**Objective:** Gather every line holding the string "учреждений".

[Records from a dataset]

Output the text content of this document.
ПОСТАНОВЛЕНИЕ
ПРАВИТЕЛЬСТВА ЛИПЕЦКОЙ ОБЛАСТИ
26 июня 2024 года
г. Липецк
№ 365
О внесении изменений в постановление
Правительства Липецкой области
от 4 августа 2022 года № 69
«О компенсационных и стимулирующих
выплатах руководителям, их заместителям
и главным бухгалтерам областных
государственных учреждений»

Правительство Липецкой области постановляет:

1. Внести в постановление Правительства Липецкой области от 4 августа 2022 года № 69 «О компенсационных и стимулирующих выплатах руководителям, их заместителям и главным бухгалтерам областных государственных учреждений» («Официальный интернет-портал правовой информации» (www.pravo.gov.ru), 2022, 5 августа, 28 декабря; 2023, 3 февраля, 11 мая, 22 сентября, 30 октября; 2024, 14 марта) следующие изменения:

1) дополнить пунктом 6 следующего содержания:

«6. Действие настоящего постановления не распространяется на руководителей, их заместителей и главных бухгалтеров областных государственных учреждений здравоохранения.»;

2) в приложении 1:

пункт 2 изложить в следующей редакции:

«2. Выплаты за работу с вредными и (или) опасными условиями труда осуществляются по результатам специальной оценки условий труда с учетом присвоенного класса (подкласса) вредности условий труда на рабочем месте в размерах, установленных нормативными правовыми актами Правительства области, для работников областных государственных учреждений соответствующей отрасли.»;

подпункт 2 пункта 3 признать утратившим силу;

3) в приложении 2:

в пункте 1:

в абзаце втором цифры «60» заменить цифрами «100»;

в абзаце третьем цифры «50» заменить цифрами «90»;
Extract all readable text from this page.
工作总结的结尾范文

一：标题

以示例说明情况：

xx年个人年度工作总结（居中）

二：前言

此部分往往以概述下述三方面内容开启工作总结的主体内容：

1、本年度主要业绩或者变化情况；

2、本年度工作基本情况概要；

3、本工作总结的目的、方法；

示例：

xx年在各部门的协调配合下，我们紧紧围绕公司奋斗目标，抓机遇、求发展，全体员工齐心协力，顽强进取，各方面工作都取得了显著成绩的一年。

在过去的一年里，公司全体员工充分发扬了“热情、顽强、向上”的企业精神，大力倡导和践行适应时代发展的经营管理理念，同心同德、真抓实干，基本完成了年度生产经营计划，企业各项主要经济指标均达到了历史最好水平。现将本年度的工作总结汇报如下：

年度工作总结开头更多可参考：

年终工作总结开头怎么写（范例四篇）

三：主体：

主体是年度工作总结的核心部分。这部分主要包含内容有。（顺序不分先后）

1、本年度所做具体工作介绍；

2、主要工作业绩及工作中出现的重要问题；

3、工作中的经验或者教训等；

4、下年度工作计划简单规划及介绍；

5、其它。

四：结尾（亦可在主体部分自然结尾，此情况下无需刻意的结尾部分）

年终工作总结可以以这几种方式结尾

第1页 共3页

**Output for this task:**
государственных учреждений»
1. Внести в постановление Правительства Липецкой области от 4 августа 2022 года № 69 «О компенсационных и стимулирующих выплатах руководителям, их заместителям и главным бухгалтерам областных государственных учреждений» («Официальный интернет-портал правовой информации» (www.pravo.gov.ru), 2022, 5 августа, 28 декабря; 2023, 3 февраля, 11 мая, 22 сентября, 30 октября; 2024, 14 марта) следующие изменения:
«6. Действие настоящего постановления не распространяется на руководителей, их заместителей и главных бухгалтеров областных государственных учреждений здравоохранения.»;
«2. Выплаты за работу с вредными и (или) опасными условиями труда осуществляются по результатам специальной оценки условий труда с учетом присвоенного класса (подкласса) вредности условий труда на рабочем месте в размерах, установленных нормативными правовыми актами Правительства области, для работников областных государственных учреждений соответствующей отрасли.»;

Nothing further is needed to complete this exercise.